**Task objective**
Please quote exactly the lines below from the line containing "Parse this screenshot: output" to the line containing "Transcribe this image's", both lines included, and nothing else.

___ Listed entries ___

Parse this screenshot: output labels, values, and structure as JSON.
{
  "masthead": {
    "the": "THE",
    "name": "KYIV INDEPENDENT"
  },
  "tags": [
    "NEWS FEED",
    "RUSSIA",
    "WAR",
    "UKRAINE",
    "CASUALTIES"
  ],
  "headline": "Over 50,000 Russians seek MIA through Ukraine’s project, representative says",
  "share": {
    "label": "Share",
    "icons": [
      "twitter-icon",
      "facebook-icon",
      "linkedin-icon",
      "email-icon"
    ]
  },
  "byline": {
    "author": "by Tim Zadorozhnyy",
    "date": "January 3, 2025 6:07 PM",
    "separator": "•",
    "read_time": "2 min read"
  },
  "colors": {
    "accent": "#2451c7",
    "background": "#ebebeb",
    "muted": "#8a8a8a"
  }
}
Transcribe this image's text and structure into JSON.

___
___ Listed entries ___

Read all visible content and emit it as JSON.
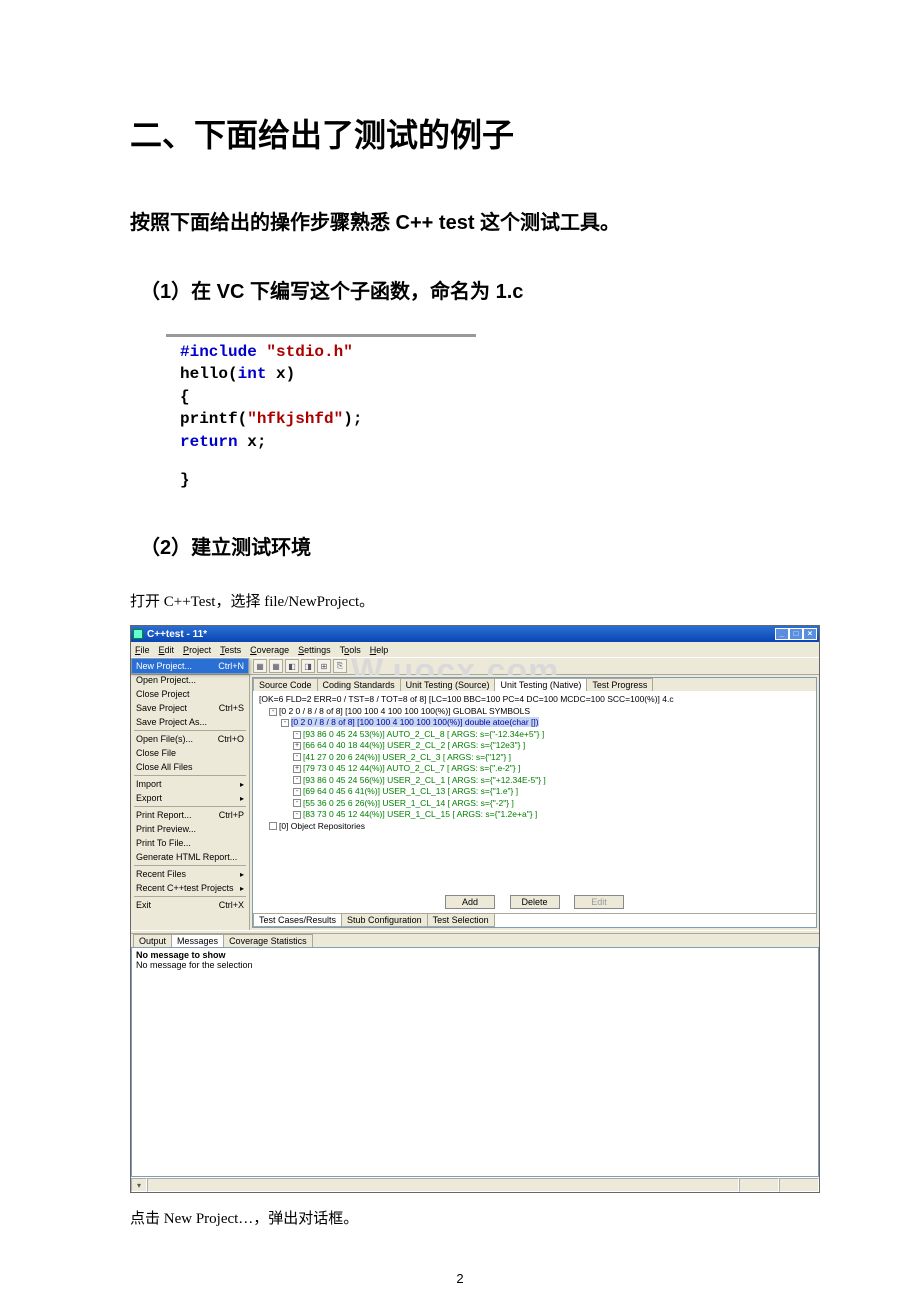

___

**Exercise solution**
Parse this screenshot: output labels, values, and structure as JSON.
{
  "masthead": {
    "the": "THE",
    "name": "KYIV INDEPENDENT"
  },
  "tags": [
    "NEWS FEED",
    "RUSSIA",
    "WAR",
    "UKRAINE",
    "CASUALTIES"
  ],
  "headline": "Over 50,000 Russians seek MIA through Ukraine’s project, representative says",
  "share": {
    "label": "Share",
    "icons": [
      "twitter-icon",
      "facebook-icon",
      "linkedin-icon",
      "email-icon"
    ]
  },
  "byline": {
    "author": "by Tim Zadorozhnyy",
    "date": "January 3, 2025 6:07 PM",
    "separator": "•",
    "read_time": "2 min read"
  },
  "colors": {
    "accent": "#2451c7",
    "background": "#ebebeb",
    "muted": "#8a8a8a"
  }
}
Transcribe this image's text and structure into JSON.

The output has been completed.